§ WORK TO COMPLETE: Give the count of lines below that include the word "clases", and say nothing else.

[[ INFORMATION PROVIDED open ]]

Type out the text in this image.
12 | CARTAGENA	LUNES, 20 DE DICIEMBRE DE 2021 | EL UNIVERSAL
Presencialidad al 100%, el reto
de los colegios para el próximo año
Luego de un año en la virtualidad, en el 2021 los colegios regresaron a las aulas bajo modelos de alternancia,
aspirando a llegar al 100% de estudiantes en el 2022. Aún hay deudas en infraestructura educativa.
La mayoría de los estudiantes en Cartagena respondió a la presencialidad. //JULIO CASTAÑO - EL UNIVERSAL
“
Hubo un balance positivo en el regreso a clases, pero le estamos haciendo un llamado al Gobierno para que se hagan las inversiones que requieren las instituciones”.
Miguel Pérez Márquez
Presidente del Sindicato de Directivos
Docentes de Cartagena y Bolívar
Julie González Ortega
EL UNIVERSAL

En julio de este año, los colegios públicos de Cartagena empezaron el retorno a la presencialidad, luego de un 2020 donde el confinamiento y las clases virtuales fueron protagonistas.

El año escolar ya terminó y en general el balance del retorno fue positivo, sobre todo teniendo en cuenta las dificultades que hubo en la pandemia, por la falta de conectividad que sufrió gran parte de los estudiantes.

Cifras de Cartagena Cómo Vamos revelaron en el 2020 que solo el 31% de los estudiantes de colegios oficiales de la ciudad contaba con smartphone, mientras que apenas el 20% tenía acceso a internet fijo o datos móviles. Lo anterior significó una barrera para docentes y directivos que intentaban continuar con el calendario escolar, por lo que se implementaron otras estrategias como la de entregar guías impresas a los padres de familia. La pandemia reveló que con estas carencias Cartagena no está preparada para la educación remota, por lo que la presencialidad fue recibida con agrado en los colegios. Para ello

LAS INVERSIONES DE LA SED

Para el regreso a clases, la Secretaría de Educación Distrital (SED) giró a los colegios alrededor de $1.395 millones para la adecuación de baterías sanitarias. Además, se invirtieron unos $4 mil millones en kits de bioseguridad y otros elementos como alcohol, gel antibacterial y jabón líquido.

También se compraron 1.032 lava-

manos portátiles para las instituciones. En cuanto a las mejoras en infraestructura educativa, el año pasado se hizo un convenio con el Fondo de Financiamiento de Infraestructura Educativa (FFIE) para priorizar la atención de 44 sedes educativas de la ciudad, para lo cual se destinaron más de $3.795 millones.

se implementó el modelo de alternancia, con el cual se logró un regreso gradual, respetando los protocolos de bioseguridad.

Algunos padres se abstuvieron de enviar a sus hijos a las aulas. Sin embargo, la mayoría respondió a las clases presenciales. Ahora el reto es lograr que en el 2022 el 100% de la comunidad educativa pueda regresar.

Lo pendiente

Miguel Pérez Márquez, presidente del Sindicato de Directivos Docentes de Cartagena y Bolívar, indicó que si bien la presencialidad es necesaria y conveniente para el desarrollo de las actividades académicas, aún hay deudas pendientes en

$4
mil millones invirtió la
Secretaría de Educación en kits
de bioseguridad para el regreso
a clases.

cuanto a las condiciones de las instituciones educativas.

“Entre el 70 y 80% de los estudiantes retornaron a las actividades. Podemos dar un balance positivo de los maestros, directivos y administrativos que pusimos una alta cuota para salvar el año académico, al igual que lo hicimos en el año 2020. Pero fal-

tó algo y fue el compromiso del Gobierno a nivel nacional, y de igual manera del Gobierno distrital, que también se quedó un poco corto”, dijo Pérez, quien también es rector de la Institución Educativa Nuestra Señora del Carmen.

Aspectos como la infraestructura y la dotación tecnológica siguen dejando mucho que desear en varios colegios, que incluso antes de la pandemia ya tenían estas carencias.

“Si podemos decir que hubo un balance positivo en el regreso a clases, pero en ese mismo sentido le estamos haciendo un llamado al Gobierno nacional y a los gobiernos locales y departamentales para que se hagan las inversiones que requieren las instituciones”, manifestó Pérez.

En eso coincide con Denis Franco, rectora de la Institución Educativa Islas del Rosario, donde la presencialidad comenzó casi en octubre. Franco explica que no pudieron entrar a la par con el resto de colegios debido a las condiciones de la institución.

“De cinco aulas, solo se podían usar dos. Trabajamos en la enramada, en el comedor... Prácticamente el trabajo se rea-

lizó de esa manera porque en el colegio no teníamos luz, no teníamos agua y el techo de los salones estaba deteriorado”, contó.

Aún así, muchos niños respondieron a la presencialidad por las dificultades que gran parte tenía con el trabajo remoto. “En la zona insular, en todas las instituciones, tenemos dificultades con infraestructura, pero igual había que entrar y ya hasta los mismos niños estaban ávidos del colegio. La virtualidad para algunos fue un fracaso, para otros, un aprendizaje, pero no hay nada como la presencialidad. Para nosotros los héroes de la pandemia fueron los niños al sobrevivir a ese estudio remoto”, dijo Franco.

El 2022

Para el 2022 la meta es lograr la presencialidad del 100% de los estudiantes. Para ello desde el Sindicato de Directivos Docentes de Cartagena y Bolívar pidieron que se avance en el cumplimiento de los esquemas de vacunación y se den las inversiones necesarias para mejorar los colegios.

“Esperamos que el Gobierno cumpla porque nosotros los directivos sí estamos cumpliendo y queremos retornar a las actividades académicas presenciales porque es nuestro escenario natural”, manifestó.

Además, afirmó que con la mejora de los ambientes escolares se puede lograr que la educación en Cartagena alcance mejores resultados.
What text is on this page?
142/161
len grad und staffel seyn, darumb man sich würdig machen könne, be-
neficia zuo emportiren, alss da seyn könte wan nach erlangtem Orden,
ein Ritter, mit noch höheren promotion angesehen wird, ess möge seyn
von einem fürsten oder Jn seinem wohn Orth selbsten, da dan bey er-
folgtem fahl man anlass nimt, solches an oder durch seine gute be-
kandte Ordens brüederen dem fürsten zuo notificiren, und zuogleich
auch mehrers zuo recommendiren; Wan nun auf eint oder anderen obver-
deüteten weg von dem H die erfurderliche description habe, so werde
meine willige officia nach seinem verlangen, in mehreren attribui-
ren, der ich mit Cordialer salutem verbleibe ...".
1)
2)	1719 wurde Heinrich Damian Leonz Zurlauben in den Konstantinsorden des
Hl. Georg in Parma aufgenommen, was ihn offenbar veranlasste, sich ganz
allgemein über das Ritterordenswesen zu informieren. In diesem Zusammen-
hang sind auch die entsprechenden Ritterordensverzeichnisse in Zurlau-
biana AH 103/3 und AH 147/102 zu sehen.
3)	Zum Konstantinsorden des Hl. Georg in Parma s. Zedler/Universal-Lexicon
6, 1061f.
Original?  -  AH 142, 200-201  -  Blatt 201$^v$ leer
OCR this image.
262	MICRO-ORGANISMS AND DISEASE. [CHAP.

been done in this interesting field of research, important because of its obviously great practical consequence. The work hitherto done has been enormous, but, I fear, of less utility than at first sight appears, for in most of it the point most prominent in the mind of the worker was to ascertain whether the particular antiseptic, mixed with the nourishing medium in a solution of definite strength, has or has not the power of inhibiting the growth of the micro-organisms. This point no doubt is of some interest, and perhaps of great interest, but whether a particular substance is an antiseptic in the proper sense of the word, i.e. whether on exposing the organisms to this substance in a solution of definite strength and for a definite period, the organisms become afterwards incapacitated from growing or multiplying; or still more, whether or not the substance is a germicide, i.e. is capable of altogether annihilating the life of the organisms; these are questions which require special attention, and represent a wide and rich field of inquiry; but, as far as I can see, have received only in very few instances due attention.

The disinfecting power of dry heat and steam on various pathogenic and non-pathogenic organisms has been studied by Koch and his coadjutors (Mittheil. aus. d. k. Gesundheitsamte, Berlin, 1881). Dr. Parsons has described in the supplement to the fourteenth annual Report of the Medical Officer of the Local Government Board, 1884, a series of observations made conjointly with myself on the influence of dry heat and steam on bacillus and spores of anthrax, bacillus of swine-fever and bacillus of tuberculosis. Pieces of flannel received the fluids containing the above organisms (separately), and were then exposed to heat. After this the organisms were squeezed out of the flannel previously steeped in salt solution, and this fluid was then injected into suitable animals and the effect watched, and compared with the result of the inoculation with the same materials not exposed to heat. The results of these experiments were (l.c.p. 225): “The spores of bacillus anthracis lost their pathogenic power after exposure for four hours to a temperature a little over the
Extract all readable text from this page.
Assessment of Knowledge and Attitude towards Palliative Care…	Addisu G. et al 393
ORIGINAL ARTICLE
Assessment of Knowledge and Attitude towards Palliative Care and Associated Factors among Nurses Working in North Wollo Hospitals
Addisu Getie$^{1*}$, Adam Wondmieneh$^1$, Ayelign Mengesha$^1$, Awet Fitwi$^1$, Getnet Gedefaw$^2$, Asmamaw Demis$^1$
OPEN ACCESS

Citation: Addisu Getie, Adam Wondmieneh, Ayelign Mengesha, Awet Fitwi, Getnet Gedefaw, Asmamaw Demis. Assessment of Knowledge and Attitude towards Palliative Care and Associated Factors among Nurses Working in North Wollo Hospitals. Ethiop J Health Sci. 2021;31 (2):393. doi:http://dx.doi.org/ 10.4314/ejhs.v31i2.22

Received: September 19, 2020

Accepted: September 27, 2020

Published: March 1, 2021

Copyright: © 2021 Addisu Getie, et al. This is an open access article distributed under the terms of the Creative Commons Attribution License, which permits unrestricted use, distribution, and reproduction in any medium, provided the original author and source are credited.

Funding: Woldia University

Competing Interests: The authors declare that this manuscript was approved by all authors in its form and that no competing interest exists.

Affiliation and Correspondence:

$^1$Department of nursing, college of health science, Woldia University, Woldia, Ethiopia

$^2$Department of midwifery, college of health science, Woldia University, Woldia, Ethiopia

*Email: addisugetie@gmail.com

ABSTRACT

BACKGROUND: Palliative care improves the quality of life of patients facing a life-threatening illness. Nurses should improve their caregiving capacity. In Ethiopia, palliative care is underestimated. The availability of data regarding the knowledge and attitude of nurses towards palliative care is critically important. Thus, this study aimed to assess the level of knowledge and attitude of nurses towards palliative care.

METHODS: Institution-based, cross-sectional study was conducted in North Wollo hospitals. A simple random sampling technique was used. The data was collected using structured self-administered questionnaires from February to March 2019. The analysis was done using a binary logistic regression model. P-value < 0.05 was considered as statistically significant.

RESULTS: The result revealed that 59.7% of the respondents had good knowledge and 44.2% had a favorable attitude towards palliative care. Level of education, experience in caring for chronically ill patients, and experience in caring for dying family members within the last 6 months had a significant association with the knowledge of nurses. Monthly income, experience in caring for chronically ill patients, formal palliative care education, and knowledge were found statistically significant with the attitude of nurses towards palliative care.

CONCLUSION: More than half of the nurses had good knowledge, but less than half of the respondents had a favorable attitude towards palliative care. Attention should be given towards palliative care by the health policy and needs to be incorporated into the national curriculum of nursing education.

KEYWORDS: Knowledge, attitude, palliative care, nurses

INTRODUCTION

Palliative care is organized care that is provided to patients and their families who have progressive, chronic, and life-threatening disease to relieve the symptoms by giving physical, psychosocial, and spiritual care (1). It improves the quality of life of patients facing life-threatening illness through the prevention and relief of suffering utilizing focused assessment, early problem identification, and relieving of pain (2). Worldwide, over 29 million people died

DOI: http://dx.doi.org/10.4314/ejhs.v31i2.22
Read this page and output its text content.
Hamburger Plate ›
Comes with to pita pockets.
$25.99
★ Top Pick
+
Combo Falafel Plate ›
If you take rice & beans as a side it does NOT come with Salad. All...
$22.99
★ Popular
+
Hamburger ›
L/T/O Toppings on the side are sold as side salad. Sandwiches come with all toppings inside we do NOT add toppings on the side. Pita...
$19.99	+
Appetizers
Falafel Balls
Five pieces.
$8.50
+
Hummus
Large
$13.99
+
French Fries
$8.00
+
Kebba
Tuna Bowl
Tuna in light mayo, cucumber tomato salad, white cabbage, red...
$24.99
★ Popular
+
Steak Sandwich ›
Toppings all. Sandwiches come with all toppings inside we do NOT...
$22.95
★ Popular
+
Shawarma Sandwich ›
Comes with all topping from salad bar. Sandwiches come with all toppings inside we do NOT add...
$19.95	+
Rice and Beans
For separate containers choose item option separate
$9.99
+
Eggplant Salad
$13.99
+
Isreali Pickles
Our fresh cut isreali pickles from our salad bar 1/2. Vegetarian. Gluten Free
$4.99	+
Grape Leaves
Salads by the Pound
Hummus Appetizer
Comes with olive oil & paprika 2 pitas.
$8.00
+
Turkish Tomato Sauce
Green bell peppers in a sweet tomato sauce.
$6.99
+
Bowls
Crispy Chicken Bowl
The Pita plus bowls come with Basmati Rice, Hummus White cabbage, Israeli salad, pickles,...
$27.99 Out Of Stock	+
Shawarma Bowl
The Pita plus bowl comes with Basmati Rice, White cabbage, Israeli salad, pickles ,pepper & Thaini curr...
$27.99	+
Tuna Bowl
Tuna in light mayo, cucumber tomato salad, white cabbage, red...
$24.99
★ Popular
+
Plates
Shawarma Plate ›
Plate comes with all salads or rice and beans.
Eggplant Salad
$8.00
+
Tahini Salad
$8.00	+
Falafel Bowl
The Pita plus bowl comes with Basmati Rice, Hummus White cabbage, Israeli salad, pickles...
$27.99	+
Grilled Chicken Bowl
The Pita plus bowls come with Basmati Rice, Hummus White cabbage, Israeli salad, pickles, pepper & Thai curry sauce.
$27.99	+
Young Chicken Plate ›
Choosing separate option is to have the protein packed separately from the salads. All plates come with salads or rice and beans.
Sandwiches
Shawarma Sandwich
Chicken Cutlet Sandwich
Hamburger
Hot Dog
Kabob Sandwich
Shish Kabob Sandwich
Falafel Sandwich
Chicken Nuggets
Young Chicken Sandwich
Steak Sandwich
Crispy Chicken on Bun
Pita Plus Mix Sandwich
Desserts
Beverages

[[ INFORMATION PROVIDED closed ]]

§ TASK RESULT: 6